### DOCUMENT SEGMENT
◆ ◆ ◆ ◆

I started with the obvious test, which turned out to be the wrong test: 22 prompts at temperature=0 against fp16 and fp8, checking whether outputs match. Zero out of 22 token-identical, with mean prefix agreement of only 12 percent.

That sounds alarming but isn’t. Greedy decoding makes any logit perturbation immediately visible, and the moment fp8 noise flips a single near-tie, the trajectory diverges and never reconverges. Qwen3-0.6B is a reasoning model emitting long <think> chains, so each response has hundreds of near-tie decisions, each one a flip opportunity. Path identity is the wrong metric for FP8 KV; the real question is whether the divergent trajectories still arrive at the same answer.

To answer that, I picked two industry-standard benchmarks. GSM8K-200 (grade-school math, numeric ground truth) tests reasoning quality. NIAH (Needle in a Haystack) probes KV cache fidelity directly: insert a number into a long context, ask the model to retrieve it.

GSM8K:

O — GSM8K-200 accuracy: no regression

42.5 percent (fp8) versus 41.0 percent (fp16). At n=200 the confidence interval is roughly ±5 percentage points, so this is within noise. The defensible claim is no regression.

The interesting finding was the contingency:

P — Agreement contingency: symmetric disagreement

Of the 47 problems where fp8 and fp16 disagree, fp16 wins 22 and fp8 wins 25. The disagreement is symmetric, so fp8 isn’t systematically degrading the model; it’s perturbing the decision boundary in a balanced way. This refuted an intuition I’d been carrying that fp8 paths differing must mean fp8 was wrong more often. Paths differ (0 of 22 token match) but verdicts agree 76.5 percent of the time with no bias.

◆ ◆ ◆ ◆

Document layout analysis data
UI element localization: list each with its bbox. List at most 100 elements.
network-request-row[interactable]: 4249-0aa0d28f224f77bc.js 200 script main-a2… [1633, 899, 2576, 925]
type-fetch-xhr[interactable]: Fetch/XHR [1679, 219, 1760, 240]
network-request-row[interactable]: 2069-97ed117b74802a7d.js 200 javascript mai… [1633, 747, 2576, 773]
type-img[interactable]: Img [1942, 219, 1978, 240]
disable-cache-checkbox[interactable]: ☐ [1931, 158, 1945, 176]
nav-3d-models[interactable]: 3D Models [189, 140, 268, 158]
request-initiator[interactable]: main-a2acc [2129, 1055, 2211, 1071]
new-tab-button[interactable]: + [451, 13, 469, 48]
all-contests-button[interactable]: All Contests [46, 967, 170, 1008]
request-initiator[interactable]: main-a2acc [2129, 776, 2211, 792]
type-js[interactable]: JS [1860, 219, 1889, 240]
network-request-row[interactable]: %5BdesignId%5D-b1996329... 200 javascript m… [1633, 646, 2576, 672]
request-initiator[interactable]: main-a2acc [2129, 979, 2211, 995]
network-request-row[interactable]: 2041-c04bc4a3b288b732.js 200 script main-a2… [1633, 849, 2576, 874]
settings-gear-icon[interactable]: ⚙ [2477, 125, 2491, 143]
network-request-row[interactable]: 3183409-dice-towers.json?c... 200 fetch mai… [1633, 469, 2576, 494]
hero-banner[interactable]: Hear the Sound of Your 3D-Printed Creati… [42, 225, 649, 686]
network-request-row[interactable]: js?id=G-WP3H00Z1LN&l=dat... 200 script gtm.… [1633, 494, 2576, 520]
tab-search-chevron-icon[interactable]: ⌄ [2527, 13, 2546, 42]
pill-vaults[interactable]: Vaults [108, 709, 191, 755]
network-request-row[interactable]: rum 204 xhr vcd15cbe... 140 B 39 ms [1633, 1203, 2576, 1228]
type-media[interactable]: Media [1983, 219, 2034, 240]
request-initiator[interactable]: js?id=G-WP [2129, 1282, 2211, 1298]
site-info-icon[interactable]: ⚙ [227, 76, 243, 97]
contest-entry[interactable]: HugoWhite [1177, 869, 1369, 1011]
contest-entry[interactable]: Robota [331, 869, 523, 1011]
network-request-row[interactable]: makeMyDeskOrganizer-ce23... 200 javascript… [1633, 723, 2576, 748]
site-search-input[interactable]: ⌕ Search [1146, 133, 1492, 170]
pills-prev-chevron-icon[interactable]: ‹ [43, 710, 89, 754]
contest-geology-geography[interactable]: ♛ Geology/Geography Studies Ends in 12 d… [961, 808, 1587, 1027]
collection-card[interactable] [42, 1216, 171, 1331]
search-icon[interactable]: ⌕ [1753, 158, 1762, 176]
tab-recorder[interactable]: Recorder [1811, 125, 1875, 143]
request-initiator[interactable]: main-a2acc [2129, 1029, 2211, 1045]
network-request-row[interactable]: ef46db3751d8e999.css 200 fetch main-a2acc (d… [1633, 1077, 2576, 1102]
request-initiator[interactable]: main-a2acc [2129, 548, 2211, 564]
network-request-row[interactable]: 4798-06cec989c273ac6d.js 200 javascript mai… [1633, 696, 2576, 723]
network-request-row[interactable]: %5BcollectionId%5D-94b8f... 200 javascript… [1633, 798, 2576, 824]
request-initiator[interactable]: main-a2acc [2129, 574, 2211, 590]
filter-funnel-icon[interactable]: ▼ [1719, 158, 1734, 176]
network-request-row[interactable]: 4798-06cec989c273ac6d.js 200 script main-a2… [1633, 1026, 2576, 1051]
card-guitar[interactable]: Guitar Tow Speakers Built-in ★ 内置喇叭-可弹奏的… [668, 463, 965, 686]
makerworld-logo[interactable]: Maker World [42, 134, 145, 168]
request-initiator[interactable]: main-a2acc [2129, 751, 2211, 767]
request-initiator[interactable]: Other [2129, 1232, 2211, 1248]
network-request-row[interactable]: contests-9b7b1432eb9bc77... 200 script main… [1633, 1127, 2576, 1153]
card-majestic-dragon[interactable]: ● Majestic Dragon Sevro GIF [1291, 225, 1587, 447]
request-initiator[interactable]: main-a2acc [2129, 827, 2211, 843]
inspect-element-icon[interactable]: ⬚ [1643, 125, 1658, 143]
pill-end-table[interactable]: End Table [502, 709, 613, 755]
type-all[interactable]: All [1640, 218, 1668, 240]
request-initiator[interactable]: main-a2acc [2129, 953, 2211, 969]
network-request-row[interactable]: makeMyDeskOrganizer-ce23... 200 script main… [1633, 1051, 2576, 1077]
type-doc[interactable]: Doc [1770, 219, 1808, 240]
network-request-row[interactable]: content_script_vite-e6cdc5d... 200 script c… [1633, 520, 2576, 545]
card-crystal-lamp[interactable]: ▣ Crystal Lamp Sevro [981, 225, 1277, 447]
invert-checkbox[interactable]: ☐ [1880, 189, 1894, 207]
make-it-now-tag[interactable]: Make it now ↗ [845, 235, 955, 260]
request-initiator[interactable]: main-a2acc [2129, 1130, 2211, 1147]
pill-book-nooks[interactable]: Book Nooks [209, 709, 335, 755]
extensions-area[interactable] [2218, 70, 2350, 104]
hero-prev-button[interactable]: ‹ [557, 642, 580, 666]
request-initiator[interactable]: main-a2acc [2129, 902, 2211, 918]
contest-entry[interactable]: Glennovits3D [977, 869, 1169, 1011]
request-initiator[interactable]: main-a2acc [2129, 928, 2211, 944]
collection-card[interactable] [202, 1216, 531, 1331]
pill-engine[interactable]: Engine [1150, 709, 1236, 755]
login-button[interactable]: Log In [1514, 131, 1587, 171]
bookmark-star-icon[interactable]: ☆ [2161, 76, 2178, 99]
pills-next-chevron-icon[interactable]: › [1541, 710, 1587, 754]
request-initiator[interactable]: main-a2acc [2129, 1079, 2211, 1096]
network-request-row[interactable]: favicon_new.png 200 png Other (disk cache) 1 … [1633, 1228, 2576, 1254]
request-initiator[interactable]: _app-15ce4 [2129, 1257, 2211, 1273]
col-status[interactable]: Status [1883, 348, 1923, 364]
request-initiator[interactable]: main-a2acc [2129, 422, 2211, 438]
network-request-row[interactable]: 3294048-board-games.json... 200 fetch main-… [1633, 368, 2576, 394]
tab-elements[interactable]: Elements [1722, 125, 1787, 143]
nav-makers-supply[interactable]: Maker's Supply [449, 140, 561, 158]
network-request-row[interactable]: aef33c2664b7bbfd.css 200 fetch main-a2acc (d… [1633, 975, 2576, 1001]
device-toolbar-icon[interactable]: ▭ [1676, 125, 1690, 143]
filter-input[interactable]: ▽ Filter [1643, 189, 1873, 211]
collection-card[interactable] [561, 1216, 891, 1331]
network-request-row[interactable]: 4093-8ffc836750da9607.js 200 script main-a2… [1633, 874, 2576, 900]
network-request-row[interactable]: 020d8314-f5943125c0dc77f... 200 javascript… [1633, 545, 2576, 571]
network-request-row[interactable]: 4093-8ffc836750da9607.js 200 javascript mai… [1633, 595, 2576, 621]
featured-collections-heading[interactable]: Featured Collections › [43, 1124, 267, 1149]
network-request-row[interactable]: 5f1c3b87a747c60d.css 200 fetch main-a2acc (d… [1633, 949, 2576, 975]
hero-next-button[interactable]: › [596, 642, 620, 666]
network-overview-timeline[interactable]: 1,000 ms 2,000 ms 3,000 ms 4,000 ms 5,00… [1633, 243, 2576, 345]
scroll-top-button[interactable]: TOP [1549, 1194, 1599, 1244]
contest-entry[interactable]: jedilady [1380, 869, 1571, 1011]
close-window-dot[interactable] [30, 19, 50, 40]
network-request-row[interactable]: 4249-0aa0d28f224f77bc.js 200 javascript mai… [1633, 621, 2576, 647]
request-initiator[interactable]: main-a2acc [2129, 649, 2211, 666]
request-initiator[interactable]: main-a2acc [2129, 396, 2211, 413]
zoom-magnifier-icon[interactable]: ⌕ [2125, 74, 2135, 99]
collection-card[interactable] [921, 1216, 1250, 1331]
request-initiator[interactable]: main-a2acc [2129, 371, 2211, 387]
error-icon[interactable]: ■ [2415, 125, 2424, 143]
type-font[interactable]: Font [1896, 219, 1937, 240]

◆ ◆ ◆ ◆

### TASKS TO COMPLETE
[A] Decide whether each statement below agrees with the write-up on FP8 KV cache testing, answering yes or no and quoting the words from it that settle the matter. (i) None of the 22 prompts run at temperature=0 gave token-identical outputs between fp16 and fp8. (ii) Among the problems where fp8 and fp16 disagree, fp16 wins more often than fp8. (iii) NIAH is described as directly probing KV cache fidelity.
[B] Pick up the write-up on FP8 KV cache testing after its final sentence and keep writing it.

### SET OF ANSWERS
[A]
(i) Yes: "Zero out of 22 token-identical"
(ii) No: "fp16 wins 22 and fp8 wins 25"
(iii) Yes: "NIAH (Needle in a Haystack) probes KV cache fidelity directly"

[B]
NIAH was the strongest result:

Q — NIAH retrieval: fp8 matches fp16 at every probe

Fifteen probes per dtype across three context lengths and five needle depths. fp8 retrieves the needle perfectly at every position, including the 50 percent depth at 8k tokens (“lost in the middle”), which is where KV quantisation typically degrades most. The clamp(±448).to(fp8) quantisation is precise enough.

The v1 quality story ended up strong across the board: no NaN, output lengths track fp16, no GSM8K regression, perfect NIAH retrieval. That’s the strongest position v1 can hold without calibrated scales.

What this taught me

Three habits I want to carry forward.

Validate the contract before writing the code. Phase 0 cost an hour and caught a NaN bug that would have made production debugging miserable. The discipline I apply now: ask of any plan what the one load-bearing assumption is, then find the cheapest possible test for it.

Look for codebase precedent before inventing patterns. The question of whether store_dtype should be abstract on the base class had a precedent staring at me from BaseOP, which uses abstract-core-plus-concrete-defaults exactly where my pool wanted to. Established codebases have a grammar, and reading a few neighbouring files before writing your own is almost always cheaper than figuring it out from scratch.

Name what’s deferred and why, in the PR itself. The loud warning, the regression test pinning the NaN trap, and the explicit non-goals list all exist so nobody (including me) can quietly forget what was traded away.

And one result rather than a habit: FP8 KV cache isn’t a magic latency button. It’s an exact capacity halving plus a theory-bounded latency win that scales with workload pressure. Same code, different operating point. That framing took me a while to internalise, and it’s the most useful thing I have to say to anyone reading FP8 benchmarks elsewhere: ask what the workload was.

What’s deferred

The fused Triton kernel (around 50 lines) closes the TTFT regression. Calibrated k_scale/v_scale from W8A8 checkpoints (around 100 lines) is plumbing, not new kernels. TRT-LLM smoke test is locally untested due to a page_size constraint. H100 validation, including the FA + fp8 path the sm_90 gate currently refuses on Ada and an extended quality eval at 16k+ context, is planned for v2 via short cloud rental.

INT8 KV cache is deliberately not on the roadmap: it doesn’t have a clean “scale equals 1.0” starting point the way FP8 does, because it needs calibrated per-tensor scales from day one to retain enough dynamic range. That makes it a substantially bigger project, so I’d treat it as its own effort rather than a continuation of this one.